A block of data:

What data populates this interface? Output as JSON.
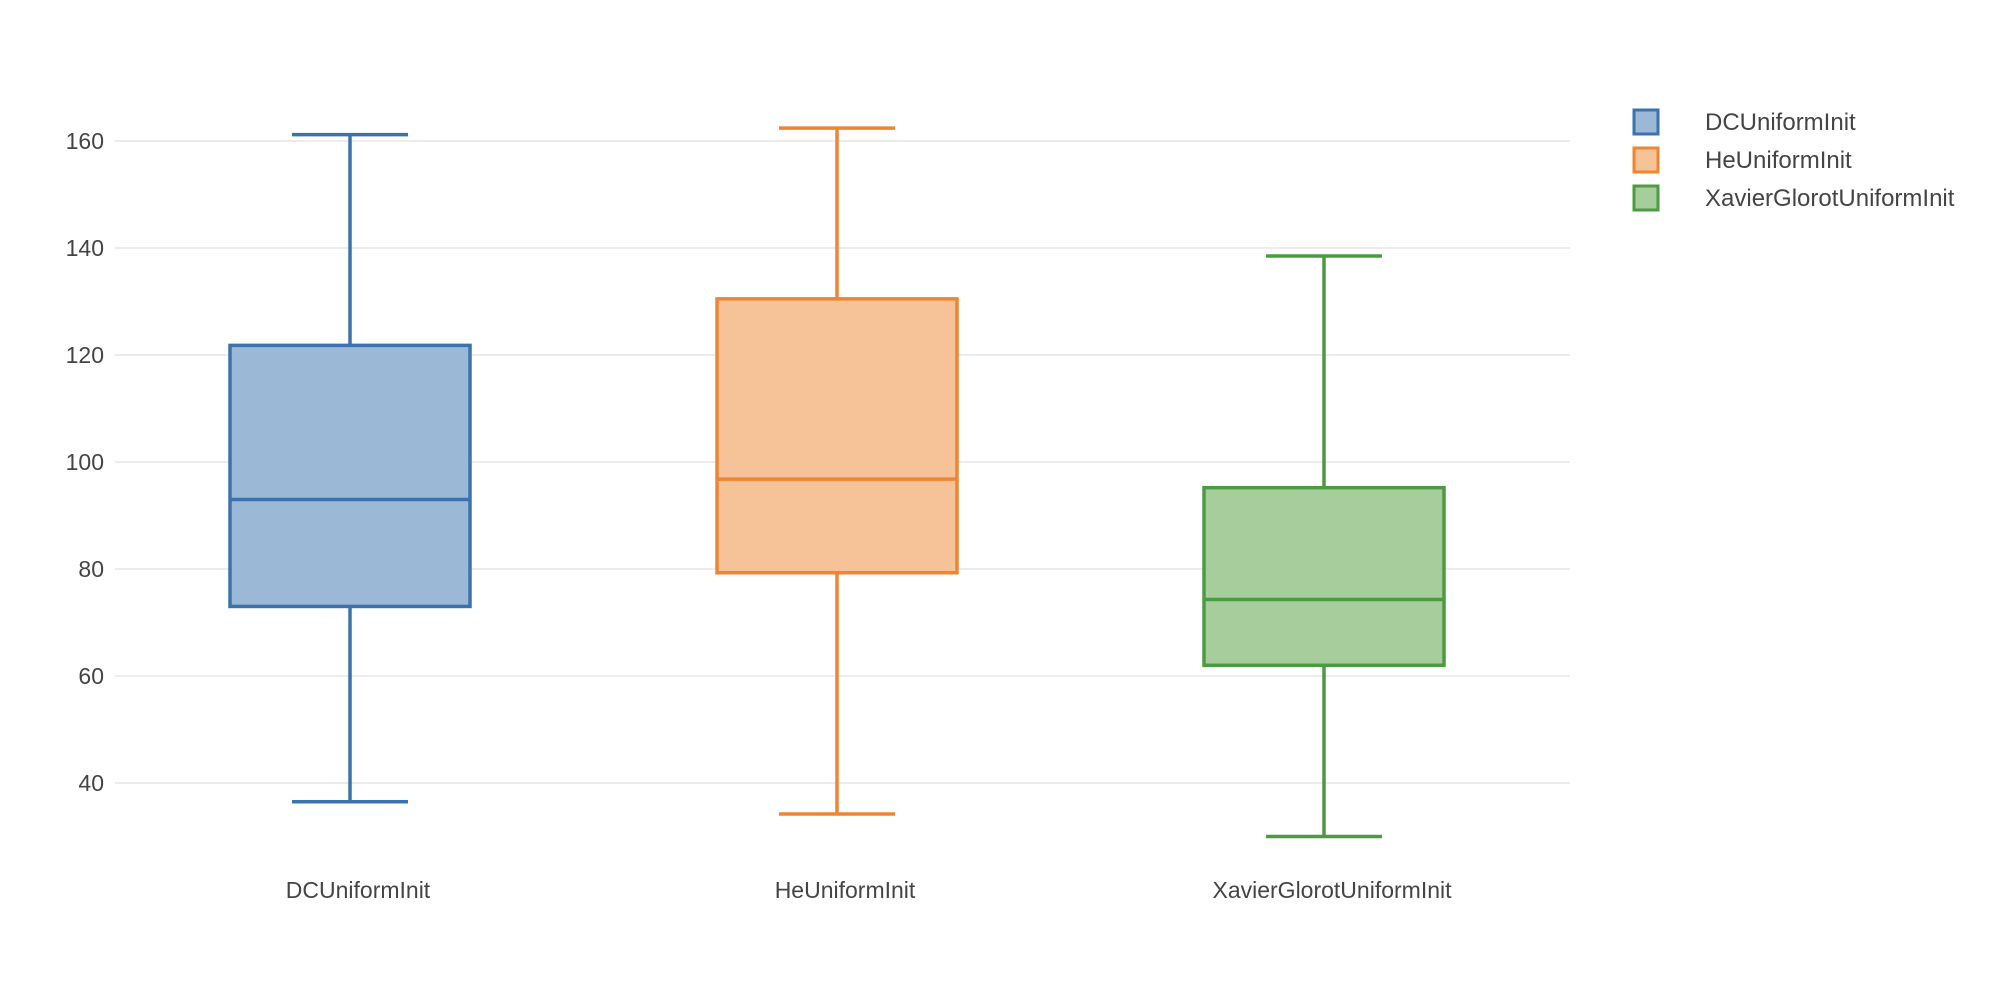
{
  "chart_data": {
    "type": "box",
    "title": "",
    "xlabel": "",
    "ylabel": "",
    "ylim": [
      25.0,
      170.0
    ],
    "yticks": [
      40,
      60,
      80,
      100,
      120,
      140,
      160
    ],
    "grid": true,
    "legend_position": "top-right",
    "categories": [
      "DCUniformInit",
      "HeUniformInit",
      "XavierGlorotUniformInit"
    ],
    "series": [
      {
        "name": "DCUniformInit",
        "color": "#3a73ad",
        "fill": "#9cb8d7",
        "min": 36.5,
        "q1": 73,
        "median": 93,
        "q3": 121.8,
        "max": 161.2
      },
      {
        "name": "HeUniformInit",
        "color": "#ef8533",
        "fill": "#f6c297",
        "min": 34.2,
        "q1": 79.3,
        "median": 96.8,
        "q3": 130.5,
        "max": 162.4
      },
      {
        "name": "XavierGlorotUniformInit",
        "color": "#4c9a41",
        "fill": "#a6cd9b",
        "min": 30,
        "q1": 62,
        "median": 74.3,
        "q3": 95.2,
        "max": 138.5
      }
    ]
  }
}
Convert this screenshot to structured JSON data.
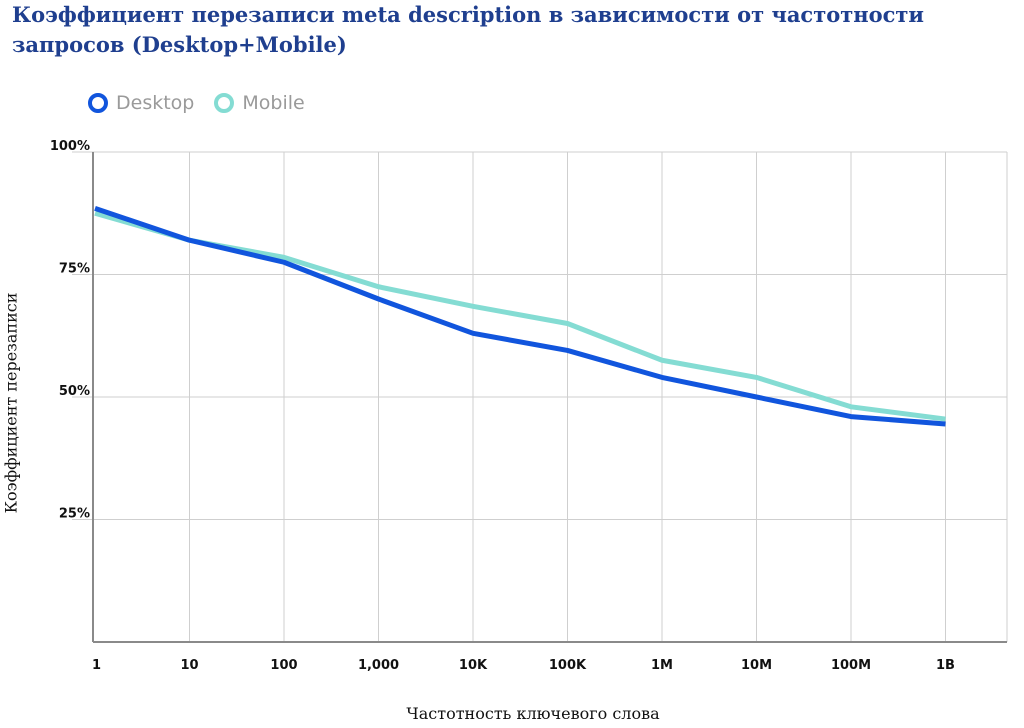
{
  "chart_data": {
    "type": "line",
    "title": "Коэффициент перезаписи meta description в зависимости от частотности запросов (Desktop+Mobile)",
    "xlabel": "Частотность ключевого слова",
    "ylabel": "Коэффициент перезаписи",
    "categories": [
      "1",
      "10",
      "100",
      "1,000",
      "10K",
      "100K",
      "1M",
      "10M",
      "100M",
      "1B"
    ],
    "yticks": [
      "100%",
      "75%",
      "50%",
      "25%"
    ],
    "ylim": [
      0,
      100
    ],
    "grid": true,
    "legend_position": "top-left",
    "series": [
      {
        "name": "Desktop",
        "color": "#1155dd",
        "values": [
          88.5,
          82,
          77.5,
          70,
          63,
          59.5,
          54,
          50,
          46,
          44.5
        ]
      },
      {
        "name": "Mobile",
        "color": "#84dcd3",
        "values": [
          87.5,
          82,
          78.5,
          72.5,
          68.5,
          65,
          57.5,
          54,
          48,
          45.5
        ]
      }
    ]
  }
}
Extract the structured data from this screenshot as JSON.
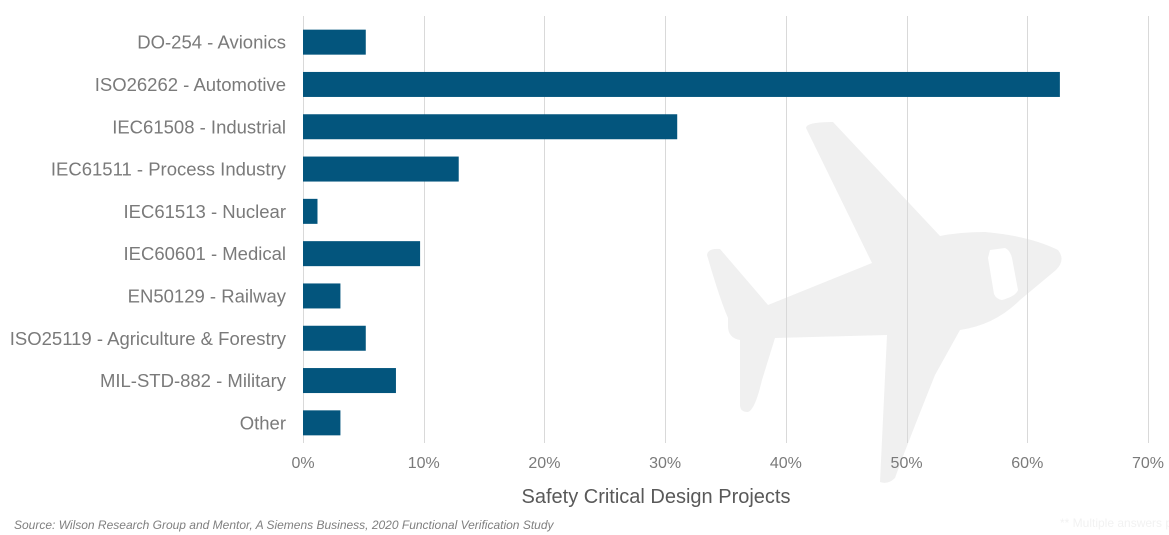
{
  "chart_data": {
    "type": "bar",
    "orientation": "horizontal",
    "title": "",
    "xlabel": "Safety Critical Design Projects",
    "ylabel": "",
    "xlim": [
      0,
      70
    ],
    "x_unit": "%",
    "x_ticks": [
      0,
      10,
      20,
      30,
      40,
      50,
      60,
      70
    ],
    "x_tick_labels": [
      "0%",
      "10%",
      "20%",
      "30%",
      "40%",
      "50%",
      "60%",
      "70%"
    ],
    "grid": "vertical",
    "legend": "none",
    "categories": [
      "DO-254 - Avionics",
      "ISO26262 - Automotive",
      "IEC61508 - Industrial",
      "IEC61511 - Process Industry",
      "IEC61513 - Nuclear",
      "IEC60601 - Medical",
      "EN50129 - Railway",
      "ISO25119 - Agriculture & Forestry",
      "MIL-STD-882 - Military",
      "Other"
    ],
    "values": [
      5.2,
      62.7,
      31.0,
      12.9,
      1.2,
      9.7,
      3.1,
      5.2,
      7.7,
      3.1
    ],
    "bar_color": "#03557d",
    "watermark": "airplane-icon"
  },
  "footer": {
    "source": "Source:  Wilson Research Group and Mentor, A Siemens Business, 2020 Functional Verification Study",
    "note": "** Multiple answers p"
  },
  "colors": {
    "bar": "#03557d",
    "grid": "#d9d9d9",
    "label": "#7a7a7a",
    "axis_title": "#595959",
    "watermark": "#f0f0f0"
  }
}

» **DIRECTIONS FOR THIS TASK**:
Pictures in the records above are left out; print everything else exactly as written.

» **TASK RESPONSE**:
What data populates this interface? Output as JSON.
{
  "chart_data": {
    "type": "box",
    "title": "",
    "xlabel": "",
    "ylabel": "",
    "ylim": [
      25.0,
      170.0
    ],
    "yticks": [
      40,
      60,
      80,
      100,
      120,
      140,
      160
    ],
    "grid": true,
    "legend_position": "top-right",
    "categories": [
      "DCUniformInit",
      "HeUniformInit",
      "XavierGlorotUniformInit"
    ],
    "series": [
      {
        "name": "DCUniformInit",
        "color": "#3a73ad",
        "fill": "#9cb8d7",
        "min": 36.5,
        "q1": 73,
        "median": 93,
        "q3": 121.8,
        "max": 161.2
      },
      {
        "name": "HeUniformInit",
        "color": "#ef8533",
        "fill": "#f6c297",
        "min": 34.2,
        "q1": 79.3,
        "median": 96.8,
        "q3": 130.5,
        "max": 162.4
      },
      {
        "name": "XavierGlorotUniformInit",
        "color": "#4c9a41",
        "fill": "#a6cd9b",
        "min": 30,
        "q1": 62,
        "median": 74.3,
        "q3": 95.2,
        "max": 138.5
      }
    ]
  }
}
Convert this screenshot to structured JSON data.
{
  "chart_data": {
    "type": "line",
    "title": "Коэффициент перезаписи meta description в зависимости от частотности запросов (Desktop+Mobile)",
    "xlabel": "Частотность ключевого слова",
    "ylabel": "Коэффициент перезаписи",
    "categories": [
      "1",
      "10",
      "100",
      "1,000",
      "10K",
      "100K",
      "1M",
      "10M",
      "100M",
      "1B"
    ],
    "yticks": [
      "100%",
      "75%",
      "50%",
      "25%"
    ],
    "ylim": [
      0,
      100
    ],
    "grid": true,
    "legend_position": "top-left",
    "series": [
      {
        "name": "Desktop",
        "color": "#1155dd",
        "values": [
          88.5,
          82,
          77.5,
          70,
          63,
          59.5,
          54,
          50,
          46,
          44.5
        ]
      },
      {
        "name": "Mobile",
        "color": "#84dcd3",
        "values": [
          87.5,
          82,
          78.5,
          72.5,
          68.5,
          65,
          57.5,
          54,
          48,
          45.5
        ]
      }
    ]
  }
}
Extract the structured data from this screenshot as JSON.
{
  "chart_data": {
    "type": "bar",
    "orientation": "horizontal",
    "title": "",
    "xlabel": "Safety Critical Design Projects",
    "ylabel": "",
    "xlim": [
      0,
      70
    ],
    "x_unit": "%",
    "x_ticks": [
      0,
      10,
      20,
      30,
      40,
      50,
      60,
      70
    ],
    "x_tick_labels": [
      "0%",
      "10%",
      "20%",
      "30%",
      "40%",
      "50%",
      "60%",
      "70%"
    ],
    "grid": "vertical",
    "legend": "none",
    "categories": [
      "DO-254 - Avionics",
      "ISO26262 - Automotive",
      "IEC61508 - Industrial",
      "IEC61511 - Process Industry",
      "IEC61513 - Nuclear",
      "IEC60601 - Medical",
      "EN50129 - Railway",
      "ISO25119 - Agriculture & Forestry",
      "MIL-STD-882 - Military",
      "Other"
    ],
    "values": [
      5.2,
      62.7,
      31.0,
      12.9,
      1.2,
      9.7,
      3.1,
      5.2,
      7.7,
      3.1
    ],
    "bar_color": "#03557d",
    "watermark": "airplane-icon"
  },
  "footer": {
    "source": "Source:  Wilson Research Group and Mentor, A Siemens Business, 2020 Functional Verification Study",
    "note": "** Multiple answers p"
  },
  "colors": {
    "bar": "#03557d",
    "grid": "#d9d9d9",
    "label": "#7a7a7a",
    "axis_title": "#595959",
    "watermark": "#f0f0f0"
  }
}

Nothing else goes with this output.